▶ [To do] Find every line in the records below that holds the word "ylabel", and copy it out.

■ ■ ■

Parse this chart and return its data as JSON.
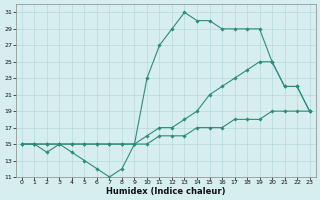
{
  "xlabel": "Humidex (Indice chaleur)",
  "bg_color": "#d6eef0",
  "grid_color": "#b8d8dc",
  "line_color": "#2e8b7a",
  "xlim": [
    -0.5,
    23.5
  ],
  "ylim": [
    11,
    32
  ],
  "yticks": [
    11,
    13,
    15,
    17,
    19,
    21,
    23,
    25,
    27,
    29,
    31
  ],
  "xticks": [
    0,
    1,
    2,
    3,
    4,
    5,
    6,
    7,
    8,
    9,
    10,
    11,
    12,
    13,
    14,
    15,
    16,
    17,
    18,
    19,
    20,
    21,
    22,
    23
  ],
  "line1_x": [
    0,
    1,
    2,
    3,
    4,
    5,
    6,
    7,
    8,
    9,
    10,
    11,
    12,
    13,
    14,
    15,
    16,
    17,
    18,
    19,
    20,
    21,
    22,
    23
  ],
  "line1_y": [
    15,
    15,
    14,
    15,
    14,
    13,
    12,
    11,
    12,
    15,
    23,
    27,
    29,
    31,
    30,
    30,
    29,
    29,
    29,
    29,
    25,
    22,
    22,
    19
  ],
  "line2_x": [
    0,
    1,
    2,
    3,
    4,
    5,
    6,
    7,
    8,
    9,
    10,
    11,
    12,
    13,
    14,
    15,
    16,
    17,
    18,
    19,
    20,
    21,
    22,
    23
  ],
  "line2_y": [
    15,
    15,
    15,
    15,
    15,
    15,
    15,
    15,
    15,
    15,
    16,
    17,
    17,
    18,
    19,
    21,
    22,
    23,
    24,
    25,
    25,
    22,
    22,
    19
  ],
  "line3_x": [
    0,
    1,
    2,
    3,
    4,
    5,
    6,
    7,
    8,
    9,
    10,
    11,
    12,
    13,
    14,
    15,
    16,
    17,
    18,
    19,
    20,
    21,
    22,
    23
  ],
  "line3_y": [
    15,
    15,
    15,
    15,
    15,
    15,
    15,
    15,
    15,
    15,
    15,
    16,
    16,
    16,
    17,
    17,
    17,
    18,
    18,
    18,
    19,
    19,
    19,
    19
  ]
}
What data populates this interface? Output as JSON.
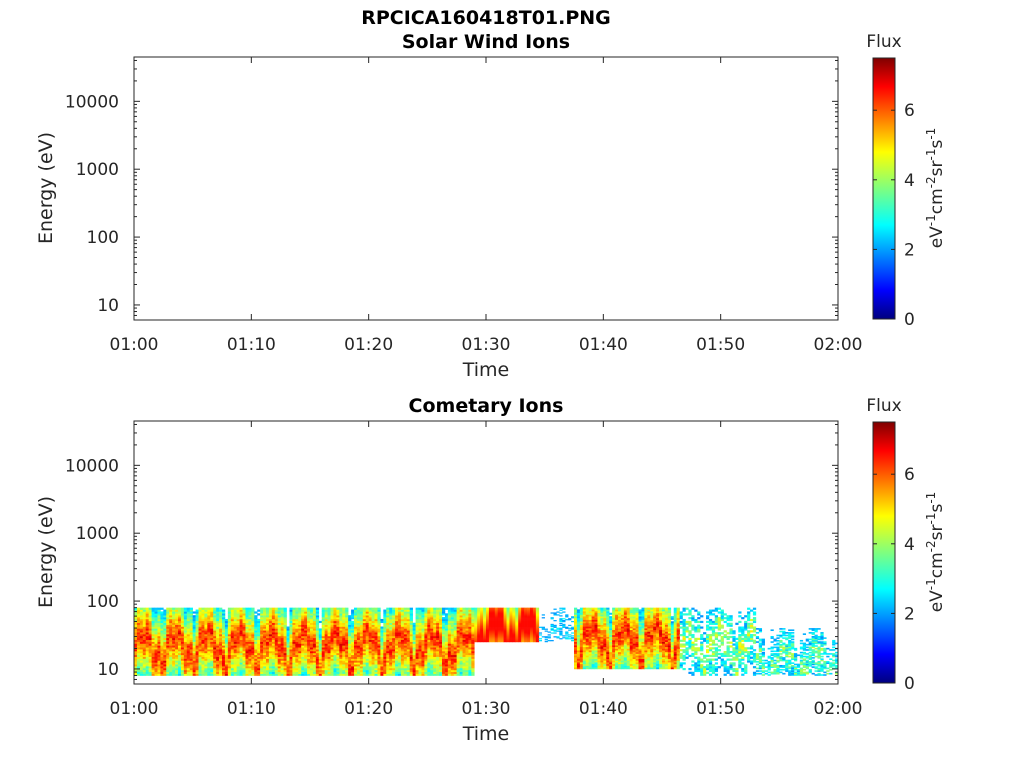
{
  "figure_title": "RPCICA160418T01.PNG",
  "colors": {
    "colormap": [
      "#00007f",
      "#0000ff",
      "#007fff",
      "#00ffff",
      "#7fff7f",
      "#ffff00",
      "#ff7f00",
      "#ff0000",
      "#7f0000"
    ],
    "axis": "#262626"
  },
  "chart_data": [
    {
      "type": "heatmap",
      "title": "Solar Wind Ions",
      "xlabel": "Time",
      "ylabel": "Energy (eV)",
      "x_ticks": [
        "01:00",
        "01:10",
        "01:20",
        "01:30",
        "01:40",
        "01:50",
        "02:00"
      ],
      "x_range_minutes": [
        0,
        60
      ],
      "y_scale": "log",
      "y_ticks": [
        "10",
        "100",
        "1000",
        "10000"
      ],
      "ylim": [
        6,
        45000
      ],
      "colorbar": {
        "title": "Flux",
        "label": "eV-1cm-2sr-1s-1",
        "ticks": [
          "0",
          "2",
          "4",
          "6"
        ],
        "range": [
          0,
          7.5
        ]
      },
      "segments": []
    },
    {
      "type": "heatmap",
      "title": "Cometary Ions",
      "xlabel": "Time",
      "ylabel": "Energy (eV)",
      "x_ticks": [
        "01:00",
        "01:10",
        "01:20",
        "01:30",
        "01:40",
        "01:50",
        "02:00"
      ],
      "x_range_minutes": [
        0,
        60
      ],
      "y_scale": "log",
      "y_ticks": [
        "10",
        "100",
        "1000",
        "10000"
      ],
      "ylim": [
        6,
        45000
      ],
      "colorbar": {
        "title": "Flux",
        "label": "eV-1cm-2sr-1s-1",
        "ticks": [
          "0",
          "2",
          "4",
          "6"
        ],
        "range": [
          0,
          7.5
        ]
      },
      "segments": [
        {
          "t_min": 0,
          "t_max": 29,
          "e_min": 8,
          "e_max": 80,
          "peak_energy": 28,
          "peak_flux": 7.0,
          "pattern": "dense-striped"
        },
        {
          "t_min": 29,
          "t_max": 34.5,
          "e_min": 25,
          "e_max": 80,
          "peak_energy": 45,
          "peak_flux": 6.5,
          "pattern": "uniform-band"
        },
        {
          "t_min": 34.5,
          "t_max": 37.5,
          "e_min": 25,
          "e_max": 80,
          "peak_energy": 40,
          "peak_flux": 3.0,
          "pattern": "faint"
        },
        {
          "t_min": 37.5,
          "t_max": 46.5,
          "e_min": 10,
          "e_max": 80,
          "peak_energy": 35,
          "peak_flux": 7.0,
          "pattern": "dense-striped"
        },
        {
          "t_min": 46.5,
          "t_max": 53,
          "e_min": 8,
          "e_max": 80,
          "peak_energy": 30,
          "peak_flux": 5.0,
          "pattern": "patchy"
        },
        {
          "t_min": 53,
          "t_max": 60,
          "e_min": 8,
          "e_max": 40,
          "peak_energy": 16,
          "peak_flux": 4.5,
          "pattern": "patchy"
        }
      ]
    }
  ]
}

■ ■ ■

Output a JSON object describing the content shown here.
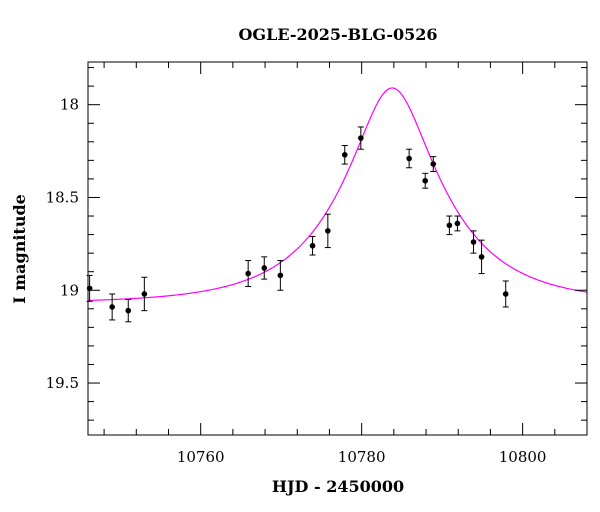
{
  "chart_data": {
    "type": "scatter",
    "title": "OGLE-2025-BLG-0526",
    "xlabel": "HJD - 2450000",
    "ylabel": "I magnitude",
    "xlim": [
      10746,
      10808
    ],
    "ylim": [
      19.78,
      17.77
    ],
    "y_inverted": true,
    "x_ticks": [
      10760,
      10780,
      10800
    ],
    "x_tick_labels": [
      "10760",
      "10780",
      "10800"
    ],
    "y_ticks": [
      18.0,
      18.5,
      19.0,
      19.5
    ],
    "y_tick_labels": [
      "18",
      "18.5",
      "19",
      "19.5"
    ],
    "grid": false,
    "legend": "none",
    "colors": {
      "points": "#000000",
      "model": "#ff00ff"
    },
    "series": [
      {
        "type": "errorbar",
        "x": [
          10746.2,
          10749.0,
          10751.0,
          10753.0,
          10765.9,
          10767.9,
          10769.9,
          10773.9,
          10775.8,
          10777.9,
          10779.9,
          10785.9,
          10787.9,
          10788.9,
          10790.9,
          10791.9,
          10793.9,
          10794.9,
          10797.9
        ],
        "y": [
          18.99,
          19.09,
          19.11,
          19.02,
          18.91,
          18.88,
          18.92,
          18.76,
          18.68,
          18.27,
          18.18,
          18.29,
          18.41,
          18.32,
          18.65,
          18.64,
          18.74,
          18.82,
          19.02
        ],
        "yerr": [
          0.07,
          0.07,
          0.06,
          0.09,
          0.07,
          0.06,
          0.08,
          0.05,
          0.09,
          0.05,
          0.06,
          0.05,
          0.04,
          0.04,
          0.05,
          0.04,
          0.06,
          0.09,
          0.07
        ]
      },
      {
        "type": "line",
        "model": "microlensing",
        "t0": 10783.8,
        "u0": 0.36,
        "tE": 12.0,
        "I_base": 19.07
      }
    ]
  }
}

■ ■ ■

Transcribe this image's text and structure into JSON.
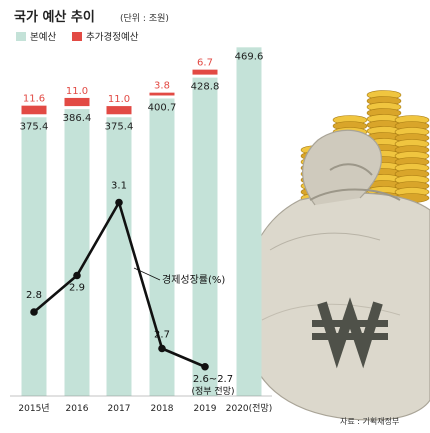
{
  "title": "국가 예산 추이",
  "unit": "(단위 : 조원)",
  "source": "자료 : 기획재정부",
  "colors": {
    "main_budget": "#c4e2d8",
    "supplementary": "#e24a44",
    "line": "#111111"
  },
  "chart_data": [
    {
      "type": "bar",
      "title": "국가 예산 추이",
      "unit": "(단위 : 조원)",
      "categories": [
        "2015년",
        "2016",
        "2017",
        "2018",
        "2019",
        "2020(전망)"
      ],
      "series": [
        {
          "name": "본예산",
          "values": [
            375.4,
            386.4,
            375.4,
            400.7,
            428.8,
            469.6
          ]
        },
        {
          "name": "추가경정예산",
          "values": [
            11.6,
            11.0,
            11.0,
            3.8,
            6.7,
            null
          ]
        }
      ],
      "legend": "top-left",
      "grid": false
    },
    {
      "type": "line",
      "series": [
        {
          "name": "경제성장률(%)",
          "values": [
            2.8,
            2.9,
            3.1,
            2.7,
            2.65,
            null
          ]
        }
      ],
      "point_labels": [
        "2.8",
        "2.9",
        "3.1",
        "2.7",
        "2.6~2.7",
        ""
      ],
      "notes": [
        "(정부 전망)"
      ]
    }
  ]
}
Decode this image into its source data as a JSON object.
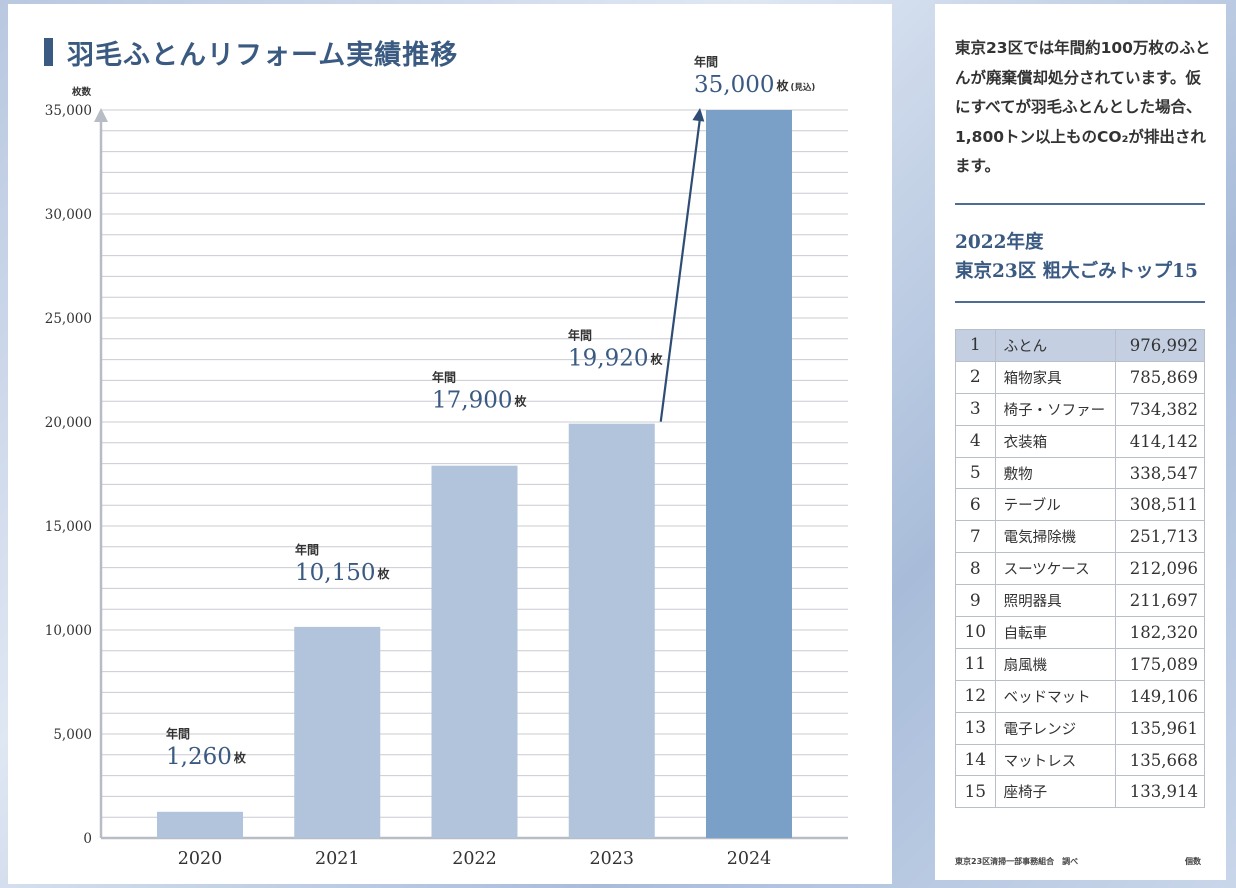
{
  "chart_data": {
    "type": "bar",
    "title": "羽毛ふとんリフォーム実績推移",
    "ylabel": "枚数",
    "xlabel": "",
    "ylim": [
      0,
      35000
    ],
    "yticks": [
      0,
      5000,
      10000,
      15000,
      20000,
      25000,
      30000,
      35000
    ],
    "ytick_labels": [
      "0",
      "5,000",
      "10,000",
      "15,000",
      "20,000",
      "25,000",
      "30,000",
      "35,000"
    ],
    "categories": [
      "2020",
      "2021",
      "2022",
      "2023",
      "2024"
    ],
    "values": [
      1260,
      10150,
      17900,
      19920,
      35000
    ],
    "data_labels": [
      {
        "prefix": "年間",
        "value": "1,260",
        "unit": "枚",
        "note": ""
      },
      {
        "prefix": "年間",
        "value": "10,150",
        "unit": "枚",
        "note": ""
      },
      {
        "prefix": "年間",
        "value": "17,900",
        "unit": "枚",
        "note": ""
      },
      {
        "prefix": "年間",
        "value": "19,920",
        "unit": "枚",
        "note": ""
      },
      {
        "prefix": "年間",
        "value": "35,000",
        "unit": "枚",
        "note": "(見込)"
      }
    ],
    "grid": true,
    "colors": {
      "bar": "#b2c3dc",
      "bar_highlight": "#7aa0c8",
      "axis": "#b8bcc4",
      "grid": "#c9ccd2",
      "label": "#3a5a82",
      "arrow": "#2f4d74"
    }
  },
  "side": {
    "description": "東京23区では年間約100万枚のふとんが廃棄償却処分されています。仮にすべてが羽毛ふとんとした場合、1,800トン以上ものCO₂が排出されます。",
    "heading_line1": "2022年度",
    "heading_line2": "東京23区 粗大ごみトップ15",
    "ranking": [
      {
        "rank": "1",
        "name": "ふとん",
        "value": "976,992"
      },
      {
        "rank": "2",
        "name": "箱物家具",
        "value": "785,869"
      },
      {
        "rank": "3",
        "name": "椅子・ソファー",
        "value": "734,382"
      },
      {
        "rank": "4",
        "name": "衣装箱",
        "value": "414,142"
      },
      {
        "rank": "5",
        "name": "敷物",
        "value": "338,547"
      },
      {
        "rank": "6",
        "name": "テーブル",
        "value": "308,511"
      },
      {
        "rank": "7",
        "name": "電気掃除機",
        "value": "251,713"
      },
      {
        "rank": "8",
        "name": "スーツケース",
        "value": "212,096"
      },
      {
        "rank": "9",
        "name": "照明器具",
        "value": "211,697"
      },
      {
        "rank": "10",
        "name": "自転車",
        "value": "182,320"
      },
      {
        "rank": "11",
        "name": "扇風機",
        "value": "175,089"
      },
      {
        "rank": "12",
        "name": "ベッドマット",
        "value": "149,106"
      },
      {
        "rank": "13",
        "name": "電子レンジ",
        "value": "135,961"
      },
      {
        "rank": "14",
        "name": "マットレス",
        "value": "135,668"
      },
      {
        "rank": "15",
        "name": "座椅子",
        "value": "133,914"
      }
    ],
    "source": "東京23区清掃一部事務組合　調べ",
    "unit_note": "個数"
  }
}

■ ■ ■

▶ [Task answer]
      "ylabel": "Energy (eV)",
      "ylabel": "Energy (eV)",
    "ylabel": "I magnitude",
    "ylabel": "枚数",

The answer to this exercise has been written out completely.